### PROBLEM REQUIREMENTS
Set down every entry again word for word, please, but skip the pictures.
* start MATERIAL *
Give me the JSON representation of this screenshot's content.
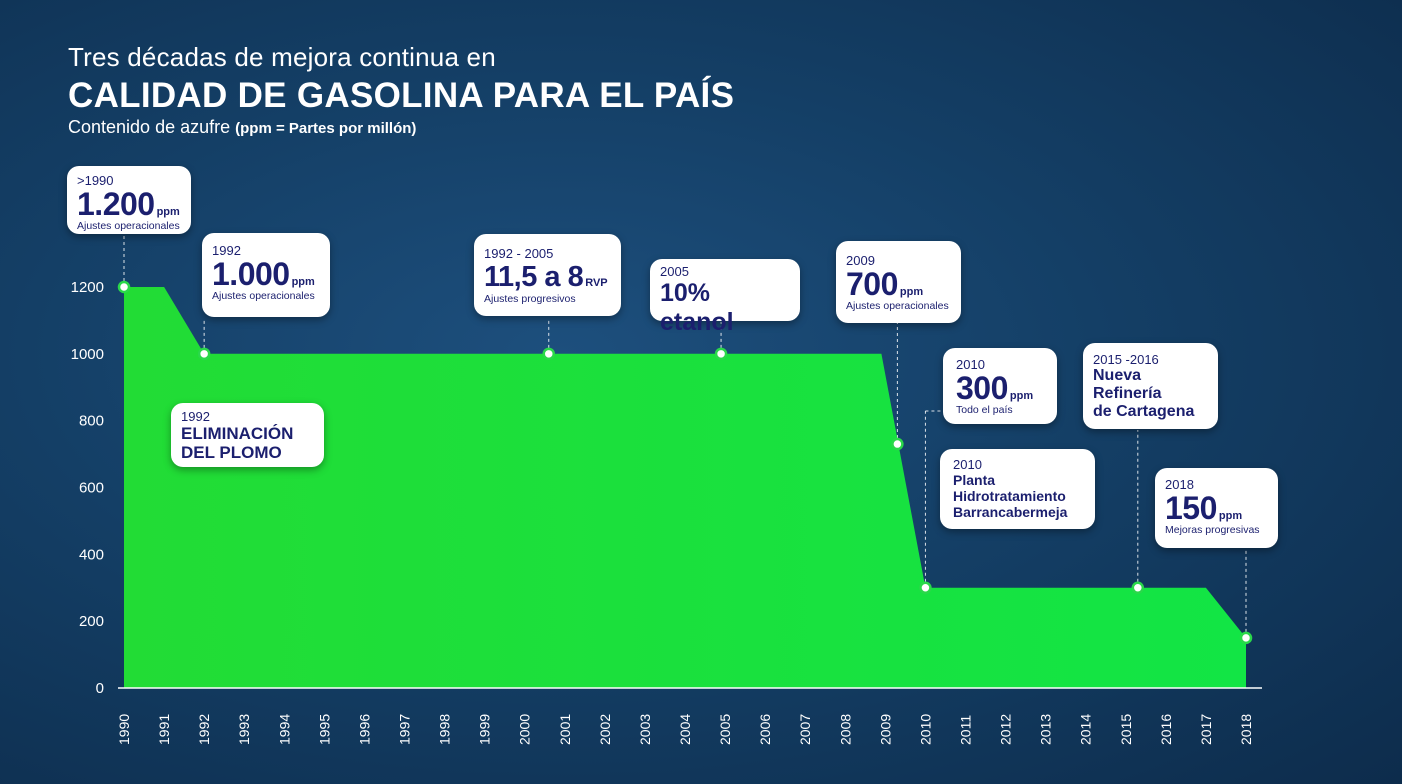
{
  "header": {
    "title_line1": "Tres décadas de mejora continua en",
    "title_line2": "CALIDAD DE GASOLINA PARA EL PAÍS",
    "subtitle_main": "Contenido de azufre ",
    "subtitle_bold": "(ppm = Partes por millón)"
  },
  "chart_data": {
    "type": "area",
    "title": "CALIDAD DE GASOLINA PARA EL PAÍS",
    "ylabel": "",
    "xlabel": "",
    "ylim": [
      0,
      1200
    ],
    "yticks": [
      "0",
      "200",
      "400",
      "600",
      "800",
      "1000",
      "1200"
    ],
    "xticks": [
      "1990",
      "1991",
      "1992",
      "1993",
      "1994",
      "1995",
      "1996",
      "1997",
      "1998",
      "1999",
      "2000",
      "2001",
      "2002",
      "2003",
      "2004",
      "2005",
      "2006",
      "2007",
      "2008",
      "2009",
      "2010",
      "2011",
      "2012",
      "2013",
      "2014",
      "2015",
      "2016",
      "2017",
      "2018"
    ],
    "fill_color": "#1ee03e",
    "series": [
      {
        "x": [
          1990,
          1991,
          1992,
          2008.9,
          2010,
          2017,
          2018
        ],
        "values": [
          1200,
          1200,
          1000,
          1000,
          300,
          300,
          150
        ]
      }
    ],
    "markers": [
      {
        "x": 1990,
        "y": 1200
      },
      {
        "x": 1992,
        "y": 1000
      },
      {
        "x": 2000.6,
        "y": 1000
      },
      {
        "x": 2004.9,
        "y": 1000
      },
      {
        "x": 2009.3,
        "y": 730
      },
      {
        "x": 2010,
        "y": 300
      },
      {
        "x": 2015.3,
        "y": 300
      },
      {
        "x": 2018,
        "y": 150
      }
    ]
  },
  "annotations": {
    "a1990": {
      "year": ">1990",
      "value": "1.200",
      "unit": "ppm",
      "note": "Ajustes operacionales"
    },
    "a1992": {
      "year": "1992",
      "value": "1.000",
      "unit": "ppm",
      "note": "Ajustes operacionales"
    },
    "plomo": {
      "year": "1992",
      "line1": "ELIMINACIÓN",
      "line2": "DEL PLOMO"
    },
    "rvp": {
      "year": "1992 - 2005",
      "value": "11,5 a 8",
      "unit": "RVP",
      "note": "Ajustes progresivos"
    },
    "etanol": {
      "year": "2005",
      "value": "10% etanol"
    },
    "a2009": {
      "year": "2009",
      "value": "700",
      "unit": "ppm",
      "note": "Ajustes operacionales"
    },
    "a2010": {
      "year": "2010",
      "value": "300",
      "unit": "ppm",
      "note": "Todo el país"
    },
    "planta": {
      "year": "2010",
      "line1": "Planta",
      "line2": "Hidrotratamiento",
      "line3": "Barrancabermeja"
    },
    "refineria": {
      "year": "2015 -2016",
      "line1": "Nueva",
      "line2": "Refinería",
      "line3": "de Cartagena"
    },
    "a2018": {
      "year": "2018",
      "value": "150",
      "unit": "ppm",
      "note": "Mejoras progresivas"
    }
  }
}
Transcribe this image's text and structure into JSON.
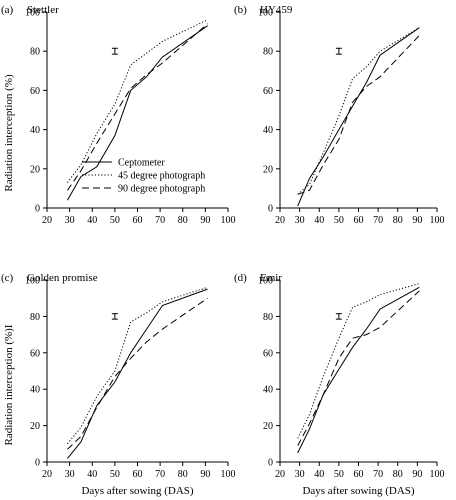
* end MATERIAL *
### RIGHT ANSWER
Give me the JSON representation of this screenshot's content.
{
  "header": {
    "title_line1": "Tres décadas de mejora continua en",
    "title_line2": "CALIDAD DE GASOLINA PARA EL PAÍS",
    "subtitle_main": "Contenido de azufre ",
    "subtitle_bold": "(ppm = Partes por millón)"
  },
  "chart_data": {
    "type": "area",
    "title": "CALIDAD DE GASOLINA PARA EL PAÍS",
    "ylabel": "",
    "xlabel": "",
    "ylim": [
      0,
      1200
    ],
    "yticks": [
      "0",
      "200",
      "400",
      "600",
      "800",
      "1000",
      "1200"
    ],
    "xticks": [
      "1990",
      "1991",
      "1992",
      "1993",
      "1994",
      "1995",
      "1996",
      "1997",
      "1998",
      "1999",
      "2000",
      "2001",
      "2002",
      "2003",
      "2004",
      "2005",
      "2006",
      "2007",
      "2008",
      "2009",
      "2010",
      "2011",
      "2012",
      "2013",
      "2014",
      "2015",
      "2016",
      "2017",
      "2018"
    ],
    "fill_color": "#1ee03e",
    "series": [
      {
        "x": [
          1990,
          1991,
          1992,
          2008.9,
          2010,
          2017,
          2018
        ],
        "values": [
          1200,
          1200,
          1000,
          1000,
          300,
          300,
          150
        ]
      }
    ],
    "markers": [
      {
        "x": 1990,
        "y": 1200
      },
      {
        "x": 1992,
        "y": 1000
      },
      {
        "x": 2000.6,
        "y": 1000
      },
      {
        "x": 2004.9,
        "y": 1000
      },
      {
        "x": 2009.3,
        "y": 730
      },
      {
        "x": 2010,
        "y": 300
      },
      {
        "x": 2015.3,
        "y": 300
      },
      {
        "x": 2018,
        "y": 150
      }
    ]
  },
  "annotations": {
    "a1990": {
      "year": ">1990",
      "value": "1.200",
      "unit": "ppm",
      "note": "Ajustes operacionales"
    },
    "a1992": {
      "year": "1992",
      "value": "1.000",
      "unit": "ppm",
      "note": "Ajustes operacionales"
    },
    "plomo": {
      "year": "1992",
      "line1": "ELIMINACIÓN",
      "line2": "DEL PLOMO"
    },
    "rvp": {
      "year": "1992 - 2005",
      "value": "11,5 a 8",
      "unit": "RVP",
      "note": "Ajustes progresivos"
    },
    "etanol": {
      "year": "2005",
      "value": "10% etanol"
    },
    "a2009": {
      "year": "2009",
      "value": "700",
      "unit": "ppm",
      "note": "Ajustes operacionales"
    },
    "a2010": {
      "year": "2010",
      "value": "300",
      "unit": "ppm",
      "note": "Todo el país"
    },
    "planta": {
      "year": "2010",
      "line1": "Planta",
      "line2": "Hidrotratamiento",
      "line3": "Barrancabermeja"
    },
    "refineria": {
      "year": "2015 -2016",
      "line1": "Nueva",
      "line2": "Refinería",
      "line3": "de Cartagena"
    },
    "a2018": {
      "year": "2018",
      "value": "150",
      "unit": "ppm",
      "note": "Mejoras progresivas"
    }
  }
}
Transcribe this image's text and structure into JSON.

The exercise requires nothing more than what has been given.